Data items:
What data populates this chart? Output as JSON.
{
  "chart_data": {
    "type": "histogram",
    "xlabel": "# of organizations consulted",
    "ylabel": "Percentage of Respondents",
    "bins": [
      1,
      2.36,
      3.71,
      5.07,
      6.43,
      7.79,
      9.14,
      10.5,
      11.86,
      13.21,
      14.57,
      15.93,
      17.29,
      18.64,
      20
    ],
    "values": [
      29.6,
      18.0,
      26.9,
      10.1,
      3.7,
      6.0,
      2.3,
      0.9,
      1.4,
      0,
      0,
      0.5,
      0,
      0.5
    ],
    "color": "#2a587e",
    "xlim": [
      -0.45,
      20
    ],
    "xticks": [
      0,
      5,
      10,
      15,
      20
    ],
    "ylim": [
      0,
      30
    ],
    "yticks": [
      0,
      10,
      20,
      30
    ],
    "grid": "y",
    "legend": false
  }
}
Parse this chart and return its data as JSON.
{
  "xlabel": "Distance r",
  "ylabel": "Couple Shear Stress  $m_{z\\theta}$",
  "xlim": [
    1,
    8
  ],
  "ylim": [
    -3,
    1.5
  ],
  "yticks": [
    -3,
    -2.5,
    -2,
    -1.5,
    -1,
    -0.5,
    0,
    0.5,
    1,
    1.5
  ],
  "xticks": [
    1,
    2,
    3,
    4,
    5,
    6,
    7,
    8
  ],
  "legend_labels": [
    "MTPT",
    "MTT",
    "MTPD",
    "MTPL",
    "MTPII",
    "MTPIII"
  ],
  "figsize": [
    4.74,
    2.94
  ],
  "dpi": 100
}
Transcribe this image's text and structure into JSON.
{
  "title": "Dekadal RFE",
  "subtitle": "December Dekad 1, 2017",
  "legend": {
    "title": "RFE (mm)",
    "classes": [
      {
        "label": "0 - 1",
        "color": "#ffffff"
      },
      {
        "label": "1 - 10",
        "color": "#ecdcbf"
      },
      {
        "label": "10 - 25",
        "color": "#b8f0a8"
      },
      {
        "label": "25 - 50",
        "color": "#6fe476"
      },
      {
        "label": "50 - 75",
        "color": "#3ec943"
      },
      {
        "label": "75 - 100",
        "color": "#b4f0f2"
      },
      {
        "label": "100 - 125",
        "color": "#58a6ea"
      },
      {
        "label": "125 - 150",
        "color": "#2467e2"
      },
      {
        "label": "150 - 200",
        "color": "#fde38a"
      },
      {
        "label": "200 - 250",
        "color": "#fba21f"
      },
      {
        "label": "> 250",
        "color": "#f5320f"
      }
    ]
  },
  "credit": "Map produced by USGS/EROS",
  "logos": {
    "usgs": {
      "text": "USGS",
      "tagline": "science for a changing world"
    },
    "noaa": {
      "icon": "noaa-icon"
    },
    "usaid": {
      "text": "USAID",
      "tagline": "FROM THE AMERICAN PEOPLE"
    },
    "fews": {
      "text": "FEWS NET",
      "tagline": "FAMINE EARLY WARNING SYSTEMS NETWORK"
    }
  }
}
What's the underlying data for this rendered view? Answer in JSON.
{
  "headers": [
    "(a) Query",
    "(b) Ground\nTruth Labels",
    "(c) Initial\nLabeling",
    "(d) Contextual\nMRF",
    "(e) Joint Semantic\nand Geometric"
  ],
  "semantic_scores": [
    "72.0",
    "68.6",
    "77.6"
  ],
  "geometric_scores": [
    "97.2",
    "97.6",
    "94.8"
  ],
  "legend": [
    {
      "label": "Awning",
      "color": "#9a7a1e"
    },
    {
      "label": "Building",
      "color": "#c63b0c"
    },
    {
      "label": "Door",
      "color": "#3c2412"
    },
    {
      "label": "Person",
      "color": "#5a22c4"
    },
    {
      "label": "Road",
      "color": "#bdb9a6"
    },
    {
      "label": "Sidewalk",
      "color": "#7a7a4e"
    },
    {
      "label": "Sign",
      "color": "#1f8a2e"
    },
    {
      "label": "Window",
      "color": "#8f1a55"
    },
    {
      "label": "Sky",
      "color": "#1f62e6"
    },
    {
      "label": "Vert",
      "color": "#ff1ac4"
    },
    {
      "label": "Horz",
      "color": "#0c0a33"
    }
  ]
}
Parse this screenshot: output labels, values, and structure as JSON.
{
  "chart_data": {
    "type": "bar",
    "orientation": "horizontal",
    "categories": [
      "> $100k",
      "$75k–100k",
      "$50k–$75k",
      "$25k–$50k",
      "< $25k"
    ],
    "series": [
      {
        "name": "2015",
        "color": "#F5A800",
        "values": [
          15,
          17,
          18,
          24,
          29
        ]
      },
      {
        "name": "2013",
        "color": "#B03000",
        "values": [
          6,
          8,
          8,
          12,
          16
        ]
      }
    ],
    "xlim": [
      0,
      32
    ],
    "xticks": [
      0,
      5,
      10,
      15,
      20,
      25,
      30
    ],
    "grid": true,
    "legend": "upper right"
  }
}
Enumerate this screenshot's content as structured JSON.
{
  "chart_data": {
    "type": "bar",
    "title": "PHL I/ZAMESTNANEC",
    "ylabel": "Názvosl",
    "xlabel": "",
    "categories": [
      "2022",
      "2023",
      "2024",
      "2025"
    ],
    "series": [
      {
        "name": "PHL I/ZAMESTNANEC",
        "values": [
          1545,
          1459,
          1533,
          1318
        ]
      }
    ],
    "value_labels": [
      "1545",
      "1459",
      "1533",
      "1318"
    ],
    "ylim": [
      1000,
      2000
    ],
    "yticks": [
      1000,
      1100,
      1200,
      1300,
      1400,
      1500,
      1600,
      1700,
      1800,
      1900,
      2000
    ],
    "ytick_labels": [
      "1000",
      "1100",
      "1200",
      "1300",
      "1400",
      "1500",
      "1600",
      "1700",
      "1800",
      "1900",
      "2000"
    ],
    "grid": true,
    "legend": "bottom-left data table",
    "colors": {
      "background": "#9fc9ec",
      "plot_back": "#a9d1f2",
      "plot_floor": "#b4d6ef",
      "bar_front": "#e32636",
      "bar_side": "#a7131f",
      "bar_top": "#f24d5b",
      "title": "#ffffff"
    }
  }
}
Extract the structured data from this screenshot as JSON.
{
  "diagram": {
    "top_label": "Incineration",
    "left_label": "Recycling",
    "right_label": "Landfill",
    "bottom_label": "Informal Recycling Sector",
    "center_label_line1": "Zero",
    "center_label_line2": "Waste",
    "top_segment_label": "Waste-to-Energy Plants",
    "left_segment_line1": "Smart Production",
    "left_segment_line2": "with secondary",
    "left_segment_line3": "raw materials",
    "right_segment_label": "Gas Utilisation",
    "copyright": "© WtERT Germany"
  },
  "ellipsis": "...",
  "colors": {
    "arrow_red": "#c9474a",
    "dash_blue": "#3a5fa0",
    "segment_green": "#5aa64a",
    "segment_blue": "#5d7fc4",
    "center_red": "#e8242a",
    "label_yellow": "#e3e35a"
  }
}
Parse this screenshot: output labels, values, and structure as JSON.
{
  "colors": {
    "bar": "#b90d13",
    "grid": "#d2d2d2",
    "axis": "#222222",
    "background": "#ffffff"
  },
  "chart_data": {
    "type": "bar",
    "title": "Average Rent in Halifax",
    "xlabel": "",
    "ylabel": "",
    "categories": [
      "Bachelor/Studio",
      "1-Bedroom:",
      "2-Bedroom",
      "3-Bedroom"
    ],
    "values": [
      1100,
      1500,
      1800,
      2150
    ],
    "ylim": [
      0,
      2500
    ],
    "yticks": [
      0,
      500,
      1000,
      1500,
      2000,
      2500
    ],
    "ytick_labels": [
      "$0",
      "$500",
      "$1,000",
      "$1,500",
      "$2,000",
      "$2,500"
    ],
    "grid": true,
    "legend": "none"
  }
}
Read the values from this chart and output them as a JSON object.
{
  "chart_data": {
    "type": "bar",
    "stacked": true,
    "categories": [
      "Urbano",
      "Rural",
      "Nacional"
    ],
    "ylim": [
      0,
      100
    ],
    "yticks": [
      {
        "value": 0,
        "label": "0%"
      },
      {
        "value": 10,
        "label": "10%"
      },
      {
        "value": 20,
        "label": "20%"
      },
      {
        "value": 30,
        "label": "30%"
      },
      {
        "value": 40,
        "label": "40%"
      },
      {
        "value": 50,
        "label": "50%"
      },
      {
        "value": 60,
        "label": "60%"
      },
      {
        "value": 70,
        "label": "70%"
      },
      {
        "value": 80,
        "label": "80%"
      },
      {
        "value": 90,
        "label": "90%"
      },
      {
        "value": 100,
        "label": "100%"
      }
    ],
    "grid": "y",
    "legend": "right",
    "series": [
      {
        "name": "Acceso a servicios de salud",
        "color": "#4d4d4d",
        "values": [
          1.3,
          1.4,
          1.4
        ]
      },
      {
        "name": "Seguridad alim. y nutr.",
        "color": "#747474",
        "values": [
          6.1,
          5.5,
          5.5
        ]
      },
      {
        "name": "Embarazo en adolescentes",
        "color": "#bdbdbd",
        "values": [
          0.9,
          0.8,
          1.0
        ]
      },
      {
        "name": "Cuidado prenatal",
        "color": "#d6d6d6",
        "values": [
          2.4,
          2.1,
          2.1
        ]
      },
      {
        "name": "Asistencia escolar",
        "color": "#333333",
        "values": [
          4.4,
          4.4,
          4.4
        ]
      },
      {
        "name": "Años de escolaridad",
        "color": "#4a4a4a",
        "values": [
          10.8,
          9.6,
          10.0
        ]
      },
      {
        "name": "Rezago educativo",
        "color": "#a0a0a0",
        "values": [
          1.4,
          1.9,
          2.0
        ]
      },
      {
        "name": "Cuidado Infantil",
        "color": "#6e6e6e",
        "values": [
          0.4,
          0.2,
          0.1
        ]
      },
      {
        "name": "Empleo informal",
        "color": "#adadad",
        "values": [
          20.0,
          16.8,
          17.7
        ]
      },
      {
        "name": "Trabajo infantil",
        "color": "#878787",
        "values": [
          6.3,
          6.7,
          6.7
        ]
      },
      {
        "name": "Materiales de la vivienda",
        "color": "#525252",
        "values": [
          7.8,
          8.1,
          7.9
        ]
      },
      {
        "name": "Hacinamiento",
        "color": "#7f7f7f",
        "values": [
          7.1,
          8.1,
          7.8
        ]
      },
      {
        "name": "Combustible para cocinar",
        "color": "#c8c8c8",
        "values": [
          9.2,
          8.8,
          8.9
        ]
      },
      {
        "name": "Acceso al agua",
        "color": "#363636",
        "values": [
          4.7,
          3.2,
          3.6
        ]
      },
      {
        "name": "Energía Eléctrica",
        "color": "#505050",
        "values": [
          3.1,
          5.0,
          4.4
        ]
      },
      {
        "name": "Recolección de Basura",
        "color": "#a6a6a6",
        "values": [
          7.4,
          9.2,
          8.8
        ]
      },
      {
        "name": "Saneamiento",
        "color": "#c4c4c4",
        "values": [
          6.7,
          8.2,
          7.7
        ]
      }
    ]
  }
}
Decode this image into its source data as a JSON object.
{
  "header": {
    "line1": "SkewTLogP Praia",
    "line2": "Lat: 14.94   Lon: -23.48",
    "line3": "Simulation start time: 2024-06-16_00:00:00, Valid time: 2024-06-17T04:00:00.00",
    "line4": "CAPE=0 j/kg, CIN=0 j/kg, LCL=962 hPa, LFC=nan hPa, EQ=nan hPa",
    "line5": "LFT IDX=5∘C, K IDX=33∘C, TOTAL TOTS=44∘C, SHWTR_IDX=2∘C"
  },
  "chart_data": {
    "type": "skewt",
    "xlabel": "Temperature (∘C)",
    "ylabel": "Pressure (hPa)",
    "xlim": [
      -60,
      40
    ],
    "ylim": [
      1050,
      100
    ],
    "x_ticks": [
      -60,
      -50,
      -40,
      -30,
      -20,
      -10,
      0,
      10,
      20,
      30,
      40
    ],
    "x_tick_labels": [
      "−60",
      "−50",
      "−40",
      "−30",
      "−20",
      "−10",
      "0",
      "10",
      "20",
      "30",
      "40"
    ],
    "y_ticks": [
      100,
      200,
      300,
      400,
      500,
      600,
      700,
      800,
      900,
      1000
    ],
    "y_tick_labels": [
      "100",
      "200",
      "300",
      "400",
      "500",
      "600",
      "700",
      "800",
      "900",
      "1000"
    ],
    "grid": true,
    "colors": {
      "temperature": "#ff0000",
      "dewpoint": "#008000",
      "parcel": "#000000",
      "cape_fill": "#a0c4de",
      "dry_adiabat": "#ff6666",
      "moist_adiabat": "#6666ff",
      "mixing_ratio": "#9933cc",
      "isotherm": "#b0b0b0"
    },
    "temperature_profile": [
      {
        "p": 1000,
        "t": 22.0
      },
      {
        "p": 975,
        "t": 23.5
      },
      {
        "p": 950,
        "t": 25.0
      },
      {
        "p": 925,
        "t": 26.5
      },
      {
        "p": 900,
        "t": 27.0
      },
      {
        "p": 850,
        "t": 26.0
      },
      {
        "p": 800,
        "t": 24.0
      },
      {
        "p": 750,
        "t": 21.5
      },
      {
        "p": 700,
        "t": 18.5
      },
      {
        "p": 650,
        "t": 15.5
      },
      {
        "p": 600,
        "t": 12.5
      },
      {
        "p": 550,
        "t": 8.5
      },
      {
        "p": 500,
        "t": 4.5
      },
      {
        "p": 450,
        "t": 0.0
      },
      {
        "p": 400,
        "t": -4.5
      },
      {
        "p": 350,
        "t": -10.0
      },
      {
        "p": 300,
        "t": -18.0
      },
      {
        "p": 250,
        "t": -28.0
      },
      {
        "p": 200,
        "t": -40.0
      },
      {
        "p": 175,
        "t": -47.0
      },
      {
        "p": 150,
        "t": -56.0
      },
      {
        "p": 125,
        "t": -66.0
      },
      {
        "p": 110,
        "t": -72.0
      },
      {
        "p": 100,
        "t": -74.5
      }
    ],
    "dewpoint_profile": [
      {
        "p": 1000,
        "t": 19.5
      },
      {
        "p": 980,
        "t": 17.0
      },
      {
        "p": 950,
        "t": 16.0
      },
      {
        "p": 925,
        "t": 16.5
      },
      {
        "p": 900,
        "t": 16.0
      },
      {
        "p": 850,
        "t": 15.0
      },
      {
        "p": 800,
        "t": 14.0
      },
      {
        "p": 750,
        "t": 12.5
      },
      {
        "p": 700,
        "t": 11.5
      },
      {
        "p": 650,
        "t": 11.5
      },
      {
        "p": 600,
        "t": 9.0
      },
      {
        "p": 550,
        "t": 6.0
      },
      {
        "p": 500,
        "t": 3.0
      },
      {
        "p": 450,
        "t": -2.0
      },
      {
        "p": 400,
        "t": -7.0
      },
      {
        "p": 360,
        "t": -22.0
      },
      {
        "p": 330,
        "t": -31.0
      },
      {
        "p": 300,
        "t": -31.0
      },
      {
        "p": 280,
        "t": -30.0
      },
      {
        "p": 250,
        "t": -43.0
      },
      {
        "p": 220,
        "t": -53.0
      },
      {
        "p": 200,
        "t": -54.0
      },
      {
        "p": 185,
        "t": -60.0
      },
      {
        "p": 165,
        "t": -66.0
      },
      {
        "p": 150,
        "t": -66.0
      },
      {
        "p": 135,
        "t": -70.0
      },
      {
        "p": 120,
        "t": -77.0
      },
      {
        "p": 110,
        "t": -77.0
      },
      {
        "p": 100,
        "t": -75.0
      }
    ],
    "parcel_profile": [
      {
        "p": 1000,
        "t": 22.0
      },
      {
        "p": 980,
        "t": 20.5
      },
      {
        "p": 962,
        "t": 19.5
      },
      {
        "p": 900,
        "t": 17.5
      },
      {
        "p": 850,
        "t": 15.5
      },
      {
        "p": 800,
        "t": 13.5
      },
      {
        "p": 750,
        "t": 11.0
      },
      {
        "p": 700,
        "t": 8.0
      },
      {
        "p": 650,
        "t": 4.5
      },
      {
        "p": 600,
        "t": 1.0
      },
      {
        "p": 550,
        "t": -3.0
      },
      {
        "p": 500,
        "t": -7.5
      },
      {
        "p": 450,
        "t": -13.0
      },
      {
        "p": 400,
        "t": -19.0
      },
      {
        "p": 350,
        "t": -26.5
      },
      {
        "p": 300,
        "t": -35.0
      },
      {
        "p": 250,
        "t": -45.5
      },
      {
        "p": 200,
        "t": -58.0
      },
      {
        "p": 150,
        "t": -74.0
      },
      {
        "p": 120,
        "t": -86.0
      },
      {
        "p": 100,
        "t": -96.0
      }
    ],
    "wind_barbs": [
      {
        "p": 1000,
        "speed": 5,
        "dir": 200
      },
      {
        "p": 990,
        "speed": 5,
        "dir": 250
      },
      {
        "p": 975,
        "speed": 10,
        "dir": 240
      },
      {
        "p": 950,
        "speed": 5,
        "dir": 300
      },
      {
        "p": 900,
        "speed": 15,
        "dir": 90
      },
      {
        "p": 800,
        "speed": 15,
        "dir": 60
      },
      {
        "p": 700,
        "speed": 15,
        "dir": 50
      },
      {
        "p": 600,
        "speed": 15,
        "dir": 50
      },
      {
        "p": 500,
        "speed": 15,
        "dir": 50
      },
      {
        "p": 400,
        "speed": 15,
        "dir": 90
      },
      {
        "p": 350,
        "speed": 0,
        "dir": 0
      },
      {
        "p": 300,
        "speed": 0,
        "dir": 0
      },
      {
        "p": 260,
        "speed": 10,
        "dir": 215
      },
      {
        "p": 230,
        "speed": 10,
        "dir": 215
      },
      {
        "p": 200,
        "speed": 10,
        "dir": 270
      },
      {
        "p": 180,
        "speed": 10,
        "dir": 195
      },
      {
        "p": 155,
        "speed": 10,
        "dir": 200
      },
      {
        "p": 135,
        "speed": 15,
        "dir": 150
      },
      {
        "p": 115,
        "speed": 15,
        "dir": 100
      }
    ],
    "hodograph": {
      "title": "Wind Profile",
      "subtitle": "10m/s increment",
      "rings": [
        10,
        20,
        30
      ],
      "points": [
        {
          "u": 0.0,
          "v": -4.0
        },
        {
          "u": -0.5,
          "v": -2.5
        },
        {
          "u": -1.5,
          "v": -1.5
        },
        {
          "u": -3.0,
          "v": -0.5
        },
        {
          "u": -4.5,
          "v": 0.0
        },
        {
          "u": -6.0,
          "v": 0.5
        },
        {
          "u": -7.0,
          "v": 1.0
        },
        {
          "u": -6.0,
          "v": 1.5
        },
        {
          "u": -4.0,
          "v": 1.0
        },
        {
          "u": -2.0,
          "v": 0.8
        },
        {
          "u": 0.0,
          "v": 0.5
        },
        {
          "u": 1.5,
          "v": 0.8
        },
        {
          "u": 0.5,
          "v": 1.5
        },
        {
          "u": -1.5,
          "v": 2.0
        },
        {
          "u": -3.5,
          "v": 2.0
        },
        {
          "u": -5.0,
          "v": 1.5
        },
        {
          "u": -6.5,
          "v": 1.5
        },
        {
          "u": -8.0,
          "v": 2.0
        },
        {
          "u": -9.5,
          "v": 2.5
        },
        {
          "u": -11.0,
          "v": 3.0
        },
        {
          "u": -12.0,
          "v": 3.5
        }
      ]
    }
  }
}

The request:
Copy and report every line where the word "background" is present.

Exercise result:
      "background": "#9fc9ec",
    "background": "#ffffff"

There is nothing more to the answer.